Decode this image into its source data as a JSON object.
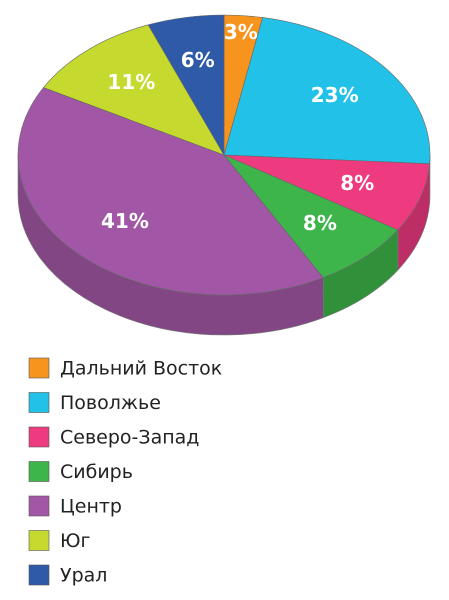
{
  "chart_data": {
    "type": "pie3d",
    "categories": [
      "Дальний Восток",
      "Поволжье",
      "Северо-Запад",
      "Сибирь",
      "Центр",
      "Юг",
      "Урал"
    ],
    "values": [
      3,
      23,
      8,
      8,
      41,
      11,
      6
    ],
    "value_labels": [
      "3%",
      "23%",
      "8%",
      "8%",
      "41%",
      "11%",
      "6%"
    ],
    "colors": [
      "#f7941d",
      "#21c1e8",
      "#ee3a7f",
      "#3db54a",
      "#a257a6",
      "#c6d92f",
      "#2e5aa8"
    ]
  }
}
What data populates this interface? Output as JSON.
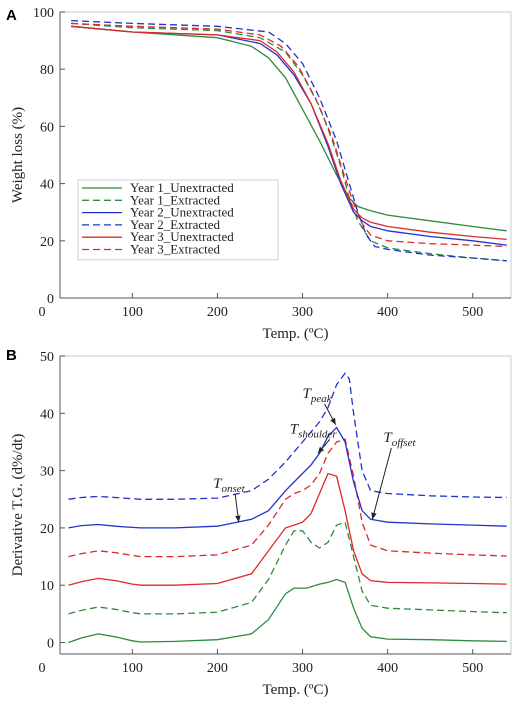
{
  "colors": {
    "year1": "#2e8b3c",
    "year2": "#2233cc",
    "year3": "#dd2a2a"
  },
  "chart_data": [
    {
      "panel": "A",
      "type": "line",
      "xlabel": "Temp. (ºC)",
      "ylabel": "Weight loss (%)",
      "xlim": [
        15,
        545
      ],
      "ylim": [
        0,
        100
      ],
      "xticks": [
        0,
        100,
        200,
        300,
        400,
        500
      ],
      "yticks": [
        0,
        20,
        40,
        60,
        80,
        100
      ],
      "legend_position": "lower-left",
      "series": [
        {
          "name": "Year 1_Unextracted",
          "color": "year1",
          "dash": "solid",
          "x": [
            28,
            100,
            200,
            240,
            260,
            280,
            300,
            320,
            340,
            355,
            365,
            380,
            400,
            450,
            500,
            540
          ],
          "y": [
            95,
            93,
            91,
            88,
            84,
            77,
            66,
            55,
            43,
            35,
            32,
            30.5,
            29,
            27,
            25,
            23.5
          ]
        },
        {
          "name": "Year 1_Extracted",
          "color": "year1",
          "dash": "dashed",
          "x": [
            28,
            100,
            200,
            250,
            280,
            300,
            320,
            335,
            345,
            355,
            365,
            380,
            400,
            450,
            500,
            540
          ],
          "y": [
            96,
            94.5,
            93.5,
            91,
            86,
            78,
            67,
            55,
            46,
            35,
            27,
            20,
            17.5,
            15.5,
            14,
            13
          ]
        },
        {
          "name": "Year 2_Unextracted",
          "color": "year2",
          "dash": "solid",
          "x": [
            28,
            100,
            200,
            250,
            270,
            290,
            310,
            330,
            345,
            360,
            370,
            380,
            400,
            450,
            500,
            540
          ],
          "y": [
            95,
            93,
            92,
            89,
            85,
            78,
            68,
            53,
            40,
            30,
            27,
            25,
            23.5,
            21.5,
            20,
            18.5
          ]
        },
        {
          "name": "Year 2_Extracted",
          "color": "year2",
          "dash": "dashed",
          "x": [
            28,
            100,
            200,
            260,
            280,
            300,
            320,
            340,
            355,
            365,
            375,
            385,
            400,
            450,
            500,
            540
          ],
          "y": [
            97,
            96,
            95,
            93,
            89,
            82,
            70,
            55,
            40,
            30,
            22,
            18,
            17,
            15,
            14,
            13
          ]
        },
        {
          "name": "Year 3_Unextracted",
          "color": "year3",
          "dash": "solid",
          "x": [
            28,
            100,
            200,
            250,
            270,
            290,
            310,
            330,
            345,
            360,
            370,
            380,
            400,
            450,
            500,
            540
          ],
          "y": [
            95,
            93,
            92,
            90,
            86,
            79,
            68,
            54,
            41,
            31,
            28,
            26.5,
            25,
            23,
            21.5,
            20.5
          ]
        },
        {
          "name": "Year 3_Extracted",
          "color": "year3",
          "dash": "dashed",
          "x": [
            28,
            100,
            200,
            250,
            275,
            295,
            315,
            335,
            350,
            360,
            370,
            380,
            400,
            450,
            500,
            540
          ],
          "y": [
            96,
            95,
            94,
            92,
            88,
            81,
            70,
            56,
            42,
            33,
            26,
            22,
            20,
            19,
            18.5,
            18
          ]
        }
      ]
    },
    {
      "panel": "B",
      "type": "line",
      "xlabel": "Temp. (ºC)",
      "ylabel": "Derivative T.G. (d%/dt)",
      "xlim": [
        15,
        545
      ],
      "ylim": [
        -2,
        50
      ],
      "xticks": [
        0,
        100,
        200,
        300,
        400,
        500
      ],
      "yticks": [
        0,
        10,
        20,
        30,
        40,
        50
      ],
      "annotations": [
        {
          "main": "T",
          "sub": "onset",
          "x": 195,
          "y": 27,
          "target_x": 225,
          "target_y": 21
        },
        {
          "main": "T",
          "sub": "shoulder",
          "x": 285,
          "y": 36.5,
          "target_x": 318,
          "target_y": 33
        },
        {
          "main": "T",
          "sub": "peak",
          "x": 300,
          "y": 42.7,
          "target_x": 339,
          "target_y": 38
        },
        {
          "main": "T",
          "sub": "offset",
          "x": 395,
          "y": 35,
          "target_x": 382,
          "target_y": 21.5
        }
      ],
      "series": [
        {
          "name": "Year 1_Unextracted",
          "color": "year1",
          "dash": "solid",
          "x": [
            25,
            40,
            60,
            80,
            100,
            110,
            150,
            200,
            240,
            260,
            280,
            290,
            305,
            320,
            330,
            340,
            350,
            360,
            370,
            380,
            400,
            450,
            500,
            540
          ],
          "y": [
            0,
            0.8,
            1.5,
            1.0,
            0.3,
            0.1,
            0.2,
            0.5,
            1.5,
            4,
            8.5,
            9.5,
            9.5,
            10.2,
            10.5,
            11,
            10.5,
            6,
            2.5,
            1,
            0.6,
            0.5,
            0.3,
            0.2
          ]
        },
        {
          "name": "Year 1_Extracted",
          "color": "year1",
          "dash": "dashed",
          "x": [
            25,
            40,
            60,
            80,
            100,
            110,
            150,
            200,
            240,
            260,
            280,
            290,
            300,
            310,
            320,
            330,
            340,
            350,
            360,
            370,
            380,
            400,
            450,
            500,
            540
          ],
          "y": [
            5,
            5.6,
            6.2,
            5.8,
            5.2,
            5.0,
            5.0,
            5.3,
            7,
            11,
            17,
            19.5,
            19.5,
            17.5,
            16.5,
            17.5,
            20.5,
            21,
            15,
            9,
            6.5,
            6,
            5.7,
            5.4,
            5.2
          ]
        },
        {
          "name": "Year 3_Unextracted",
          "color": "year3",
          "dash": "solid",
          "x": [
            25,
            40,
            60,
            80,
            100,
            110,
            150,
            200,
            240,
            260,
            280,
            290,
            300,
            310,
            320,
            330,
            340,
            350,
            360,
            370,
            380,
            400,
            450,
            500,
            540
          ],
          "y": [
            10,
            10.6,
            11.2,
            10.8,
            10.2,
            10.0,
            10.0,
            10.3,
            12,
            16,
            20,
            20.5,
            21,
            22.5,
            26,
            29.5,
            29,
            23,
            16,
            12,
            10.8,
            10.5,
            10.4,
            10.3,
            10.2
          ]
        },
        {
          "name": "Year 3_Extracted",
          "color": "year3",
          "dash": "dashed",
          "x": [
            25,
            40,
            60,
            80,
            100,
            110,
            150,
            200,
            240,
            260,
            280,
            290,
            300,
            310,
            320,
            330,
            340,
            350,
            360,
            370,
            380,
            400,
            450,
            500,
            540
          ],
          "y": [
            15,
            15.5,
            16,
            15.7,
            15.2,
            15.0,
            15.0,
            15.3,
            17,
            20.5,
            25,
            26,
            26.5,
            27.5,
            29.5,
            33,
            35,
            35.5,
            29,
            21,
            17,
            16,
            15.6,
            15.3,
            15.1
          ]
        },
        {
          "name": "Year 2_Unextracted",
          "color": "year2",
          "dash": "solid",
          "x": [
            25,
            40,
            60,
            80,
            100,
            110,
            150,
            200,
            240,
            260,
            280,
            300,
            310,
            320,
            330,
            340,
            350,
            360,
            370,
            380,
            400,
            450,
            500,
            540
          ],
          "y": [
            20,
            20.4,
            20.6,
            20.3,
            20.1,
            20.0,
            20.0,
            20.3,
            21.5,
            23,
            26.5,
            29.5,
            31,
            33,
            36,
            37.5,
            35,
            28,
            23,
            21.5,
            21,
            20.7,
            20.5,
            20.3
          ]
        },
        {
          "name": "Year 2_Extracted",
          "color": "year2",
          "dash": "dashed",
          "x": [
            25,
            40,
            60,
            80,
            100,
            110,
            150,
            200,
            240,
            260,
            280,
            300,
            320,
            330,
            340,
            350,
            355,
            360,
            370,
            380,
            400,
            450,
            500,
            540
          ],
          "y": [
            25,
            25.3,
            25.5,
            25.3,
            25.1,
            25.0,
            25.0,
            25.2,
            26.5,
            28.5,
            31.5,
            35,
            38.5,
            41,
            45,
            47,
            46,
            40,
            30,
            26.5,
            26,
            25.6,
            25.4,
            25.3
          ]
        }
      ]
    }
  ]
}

════════

WHAT YOU ARE ASKED TO DO | Look through the entries above; copy each line where the string "JSON" appears.

RESPONSE TO THIS EXERCISE |
Decode this image into its source data as a JSON object.
What data populates this interface? Output as JSON.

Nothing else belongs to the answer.